### The exercise
Quote the material exactly from the line that contains "Give me the" through its last line. Any pictures are to be left out.

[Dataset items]
==============================
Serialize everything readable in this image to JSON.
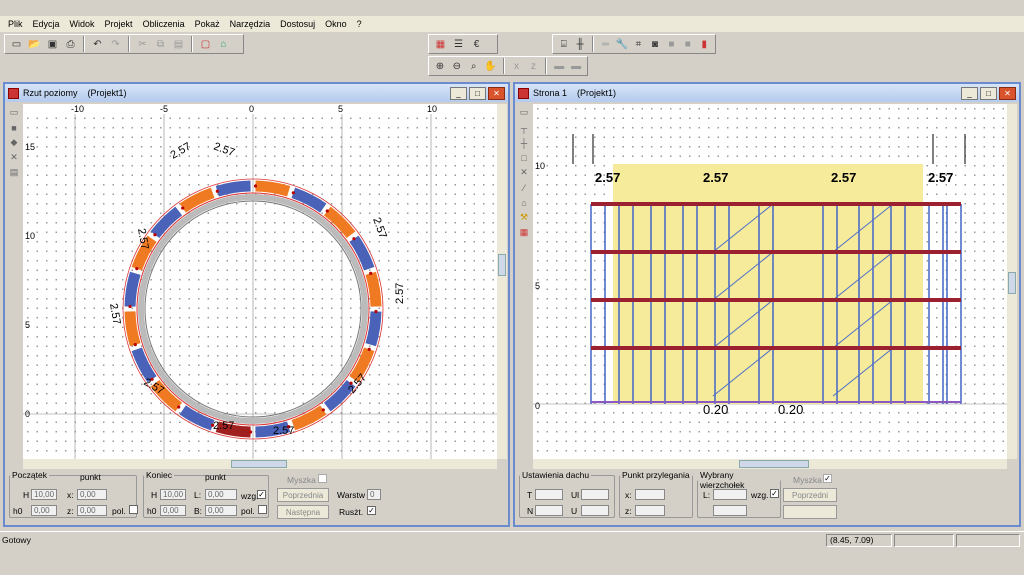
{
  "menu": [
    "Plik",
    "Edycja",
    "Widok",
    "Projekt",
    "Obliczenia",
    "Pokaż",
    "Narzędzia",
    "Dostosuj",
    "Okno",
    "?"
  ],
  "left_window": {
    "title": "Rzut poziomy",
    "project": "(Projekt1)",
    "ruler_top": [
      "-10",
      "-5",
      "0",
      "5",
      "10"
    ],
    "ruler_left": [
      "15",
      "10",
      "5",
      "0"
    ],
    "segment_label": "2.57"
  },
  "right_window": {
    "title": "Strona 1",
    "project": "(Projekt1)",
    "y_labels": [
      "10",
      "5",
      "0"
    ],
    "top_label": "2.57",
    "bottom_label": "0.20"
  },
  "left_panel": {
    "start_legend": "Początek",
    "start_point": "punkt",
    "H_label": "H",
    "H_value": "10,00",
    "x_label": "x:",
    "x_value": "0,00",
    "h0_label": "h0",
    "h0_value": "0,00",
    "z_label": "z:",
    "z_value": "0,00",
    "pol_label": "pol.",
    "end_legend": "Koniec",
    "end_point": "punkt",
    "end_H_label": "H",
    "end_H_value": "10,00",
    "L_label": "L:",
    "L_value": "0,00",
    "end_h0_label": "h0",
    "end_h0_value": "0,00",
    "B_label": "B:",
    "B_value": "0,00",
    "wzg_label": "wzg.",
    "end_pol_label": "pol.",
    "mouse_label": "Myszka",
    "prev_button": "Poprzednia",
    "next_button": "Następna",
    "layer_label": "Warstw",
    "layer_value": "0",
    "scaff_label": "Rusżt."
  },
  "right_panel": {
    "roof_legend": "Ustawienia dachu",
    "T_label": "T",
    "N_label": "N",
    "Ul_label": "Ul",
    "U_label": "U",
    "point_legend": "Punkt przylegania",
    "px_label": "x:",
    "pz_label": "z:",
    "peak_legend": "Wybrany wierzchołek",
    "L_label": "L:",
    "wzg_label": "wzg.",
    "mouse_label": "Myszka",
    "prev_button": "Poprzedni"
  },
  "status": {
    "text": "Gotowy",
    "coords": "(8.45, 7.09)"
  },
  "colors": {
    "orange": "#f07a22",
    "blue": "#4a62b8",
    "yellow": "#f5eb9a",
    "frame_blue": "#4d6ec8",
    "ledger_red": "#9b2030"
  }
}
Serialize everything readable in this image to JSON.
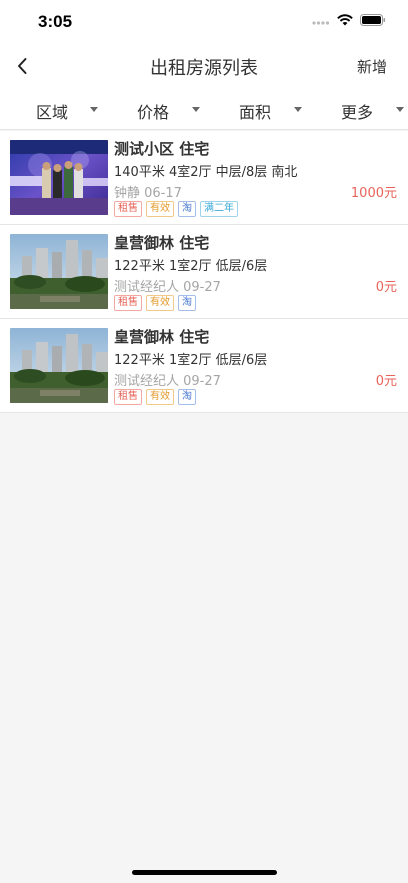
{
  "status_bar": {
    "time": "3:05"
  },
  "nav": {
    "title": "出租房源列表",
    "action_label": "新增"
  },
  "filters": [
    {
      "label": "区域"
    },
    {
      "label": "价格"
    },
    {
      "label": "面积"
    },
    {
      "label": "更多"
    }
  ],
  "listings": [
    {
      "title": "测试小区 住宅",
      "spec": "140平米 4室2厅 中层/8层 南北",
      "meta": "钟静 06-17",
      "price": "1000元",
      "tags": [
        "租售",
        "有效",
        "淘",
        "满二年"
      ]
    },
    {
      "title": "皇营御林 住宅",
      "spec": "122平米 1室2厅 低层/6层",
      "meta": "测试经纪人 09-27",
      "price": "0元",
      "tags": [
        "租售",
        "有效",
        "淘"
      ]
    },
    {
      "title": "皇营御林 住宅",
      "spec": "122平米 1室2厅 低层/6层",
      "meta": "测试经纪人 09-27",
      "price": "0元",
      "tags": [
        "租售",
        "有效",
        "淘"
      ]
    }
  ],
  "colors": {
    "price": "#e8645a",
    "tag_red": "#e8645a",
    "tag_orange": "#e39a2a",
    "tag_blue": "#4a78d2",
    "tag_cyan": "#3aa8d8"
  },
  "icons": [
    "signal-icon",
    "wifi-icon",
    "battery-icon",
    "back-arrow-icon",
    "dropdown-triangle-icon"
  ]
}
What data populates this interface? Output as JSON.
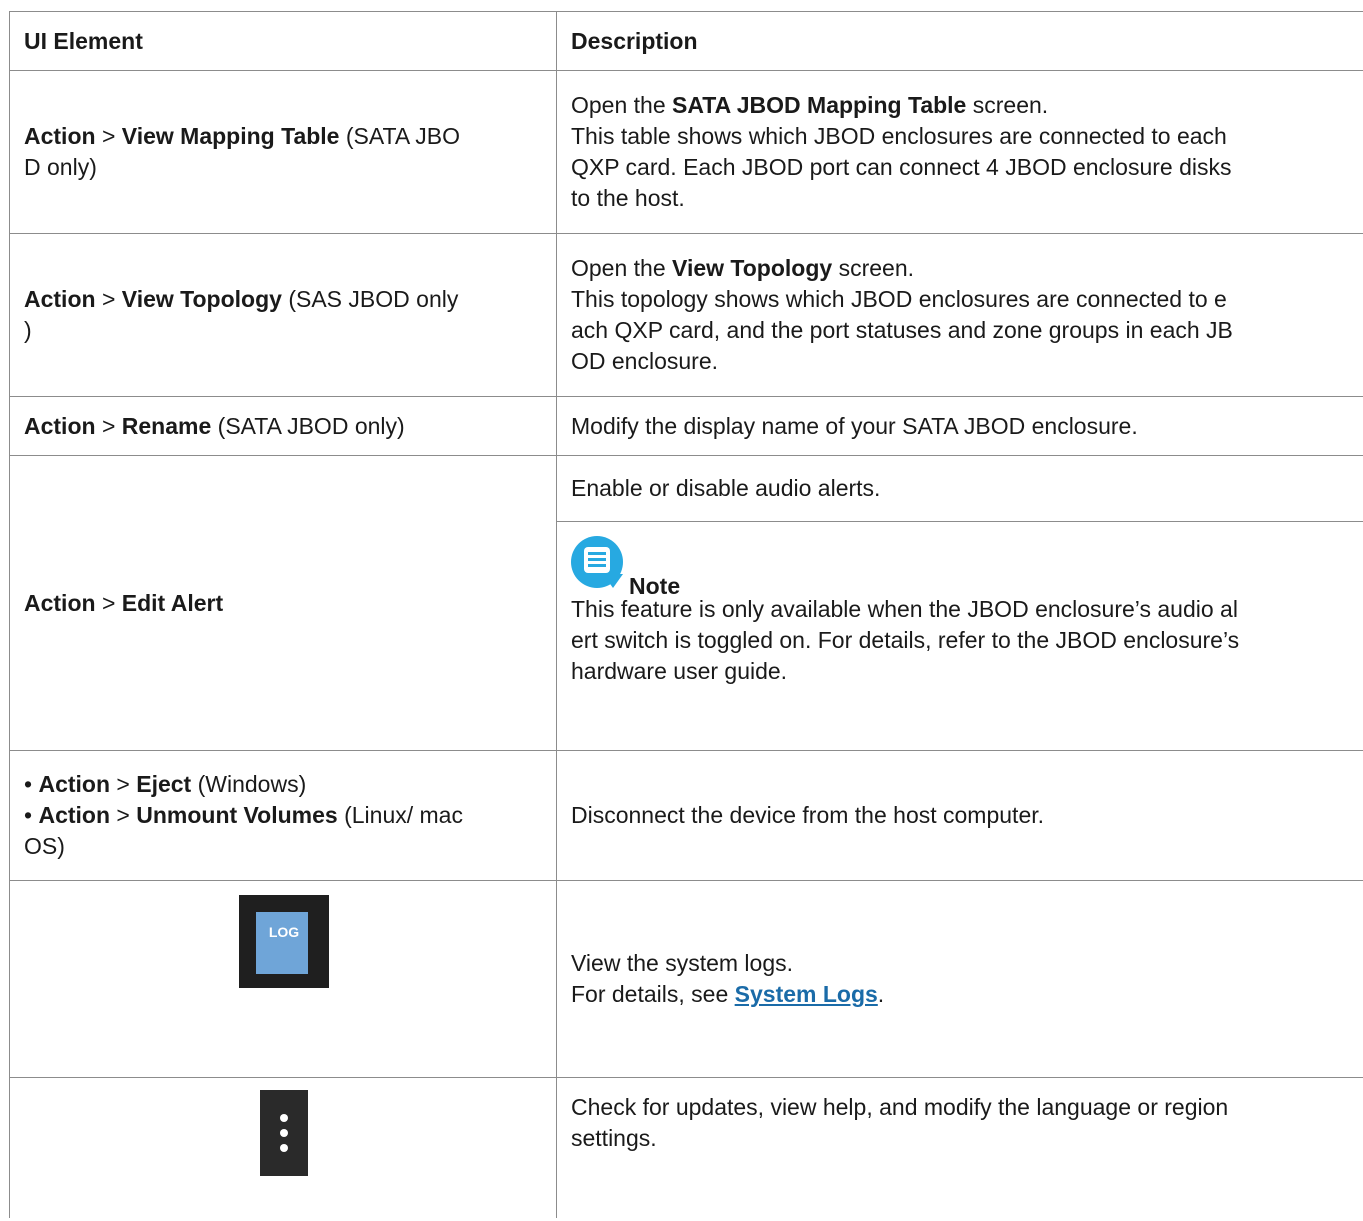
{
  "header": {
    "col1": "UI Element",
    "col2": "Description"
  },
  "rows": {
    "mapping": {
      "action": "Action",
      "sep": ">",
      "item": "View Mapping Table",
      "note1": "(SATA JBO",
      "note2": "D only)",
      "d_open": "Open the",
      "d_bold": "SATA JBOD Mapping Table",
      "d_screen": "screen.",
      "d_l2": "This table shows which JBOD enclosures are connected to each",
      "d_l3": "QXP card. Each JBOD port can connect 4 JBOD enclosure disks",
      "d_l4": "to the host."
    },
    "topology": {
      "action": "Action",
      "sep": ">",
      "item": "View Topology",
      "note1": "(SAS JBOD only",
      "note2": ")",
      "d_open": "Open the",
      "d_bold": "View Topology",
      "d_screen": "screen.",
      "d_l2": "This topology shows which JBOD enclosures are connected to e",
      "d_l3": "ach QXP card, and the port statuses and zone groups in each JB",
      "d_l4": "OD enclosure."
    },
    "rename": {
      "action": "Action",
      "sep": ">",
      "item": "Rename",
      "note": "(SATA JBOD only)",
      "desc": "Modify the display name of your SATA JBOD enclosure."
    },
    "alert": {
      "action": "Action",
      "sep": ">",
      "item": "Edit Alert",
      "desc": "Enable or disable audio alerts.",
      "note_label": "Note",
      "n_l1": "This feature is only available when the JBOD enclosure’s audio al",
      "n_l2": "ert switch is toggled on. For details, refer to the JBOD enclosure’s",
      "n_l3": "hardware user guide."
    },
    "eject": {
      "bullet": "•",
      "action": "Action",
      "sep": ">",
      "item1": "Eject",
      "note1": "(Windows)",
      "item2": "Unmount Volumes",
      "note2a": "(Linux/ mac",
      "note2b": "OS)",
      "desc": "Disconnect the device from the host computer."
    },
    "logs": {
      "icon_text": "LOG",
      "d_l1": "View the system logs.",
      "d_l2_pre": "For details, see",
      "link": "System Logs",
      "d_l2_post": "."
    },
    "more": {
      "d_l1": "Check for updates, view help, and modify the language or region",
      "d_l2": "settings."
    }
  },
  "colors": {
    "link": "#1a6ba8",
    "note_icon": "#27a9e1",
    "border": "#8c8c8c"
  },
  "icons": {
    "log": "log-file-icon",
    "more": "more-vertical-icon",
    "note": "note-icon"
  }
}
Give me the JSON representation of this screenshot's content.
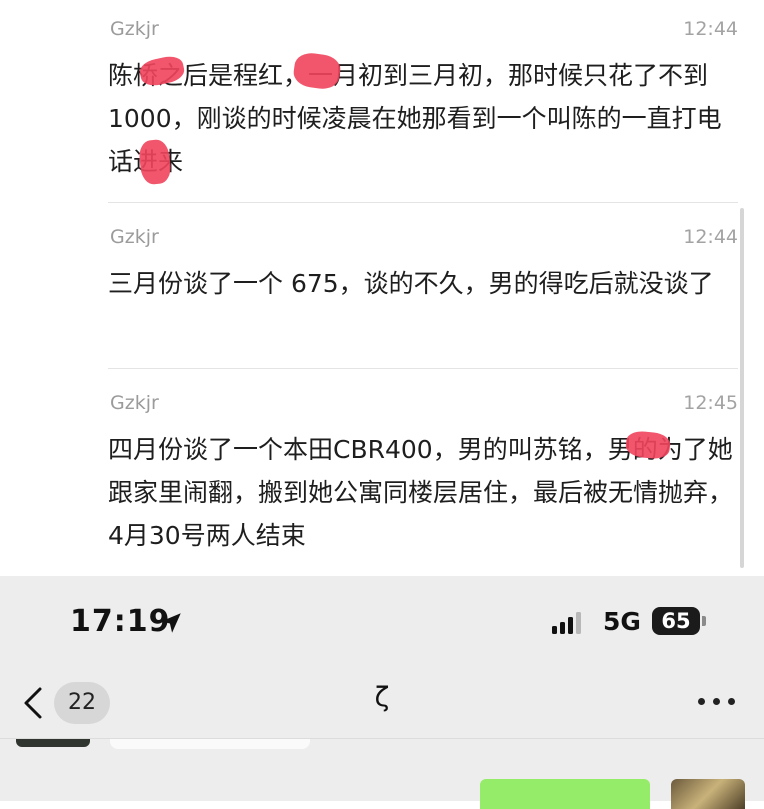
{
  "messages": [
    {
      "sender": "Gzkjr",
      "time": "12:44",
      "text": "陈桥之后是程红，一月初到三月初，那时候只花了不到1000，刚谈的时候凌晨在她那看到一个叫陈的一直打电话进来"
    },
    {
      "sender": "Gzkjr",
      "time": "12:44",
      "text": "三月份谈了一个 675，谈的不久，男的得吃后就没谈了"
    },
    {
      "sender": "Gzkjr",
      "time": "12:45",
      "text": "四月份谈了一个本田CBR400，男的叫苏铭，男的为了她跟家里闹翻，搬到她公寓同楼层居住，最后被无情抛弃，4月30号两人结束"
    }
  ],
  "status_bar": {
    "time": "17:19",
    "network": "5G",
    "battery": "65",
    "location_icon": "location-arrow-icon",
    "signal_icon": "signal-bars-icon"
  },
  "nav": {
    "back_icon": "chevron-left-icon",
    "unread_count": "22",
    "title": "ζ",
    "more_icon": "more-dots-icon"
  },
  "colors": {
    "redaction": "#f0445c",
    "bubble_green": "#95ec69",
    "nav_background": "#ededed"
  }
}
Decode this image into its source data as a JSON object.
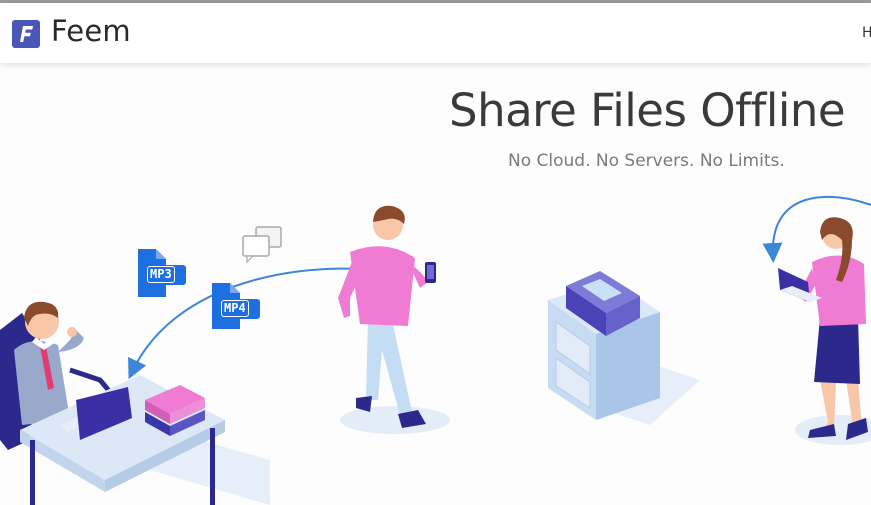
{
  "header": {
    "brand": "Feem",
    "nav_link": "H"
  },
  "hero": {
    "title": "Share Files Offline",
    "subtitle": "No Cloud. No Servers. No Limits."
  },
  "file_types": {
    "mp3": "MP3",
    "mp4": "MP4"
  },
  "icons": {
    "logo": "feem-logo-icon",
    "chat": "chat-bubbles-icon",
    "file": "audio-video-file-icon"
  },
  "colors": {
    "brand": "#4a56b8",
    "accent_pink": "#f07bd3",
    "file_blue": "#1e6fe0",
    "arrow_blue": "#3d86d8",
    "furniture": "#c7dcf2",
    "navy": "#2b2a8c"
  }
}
==============================
### Solution for this exercise
Give me the JSON representation of this screenshot's content.
{
  "messages": [
    {
      "sender": "Gzkjr",
      "time": "12:44",
      "text": "陈桥之后是程红，一月初到三月初，那时候只花了不到1000，刚谈的时候凌晨在她那看到一个叫陈的一直打电话进来"
    },
    {
      "sender": "Gzkjr",
      "time": "12:44",
      "text": "三月份谈了一个 675，谈的不久，男的得吃后就没谈了"
    },
    {
      "sender": "Gzkjr",
      "time": "12:45",
      "text": "四月份谈了一个本田CBR400，男的叫苏铭，男的为了她跟家里闹翻，搬到她公寓同楼层居住，最后被无情抛弃，4月30号两人结束"
    }
  ],
  "status_bar": {
    "time": "17:19",
    "network": "5G",
    "battery": "65",
    "location_icon": "location-arrow-icon",
    "signal_icon": "signal-bars-icon"
  },
  "nav": {
    "back_icon": "chevron-left-icon",
    "unread_count": "22",
    "title": "ζ",
    "more_icon": "more-dots-icon"
  },
  "colors": {
    "redaction": "#f0445c",
    "bubble_green": "#95ec69",
    "nav_background": "#ededed"
  }
}
Decode this image into its source data as a JSON object.
{
  "header": {
    "brand": "Feem",
    "nav_link": "H"
  },
  "hero": {
    "title": "Share Files Offline",
    "subtitle": "No Cloud. No Servers. No Limits."
  },
  "file_types": {
    "mp3": "MP3",
    "mp4": "MP4"
  },
  "icons": {
    "logo": "feem-logo-icon",
    "chat": "chat-bubbles-icon",
    "file": "audio-video-file-icon"
  },
  "colors": {
    "brand": "#4a56b8",
    "accent_pink": "#f07bd3",
    "file_blue": "#1e6fe0",
    "arrow_blue": "#3d86d8",
    "furniture": "#c7dcf2",
    "navy": "#2b2a8c"
  }
}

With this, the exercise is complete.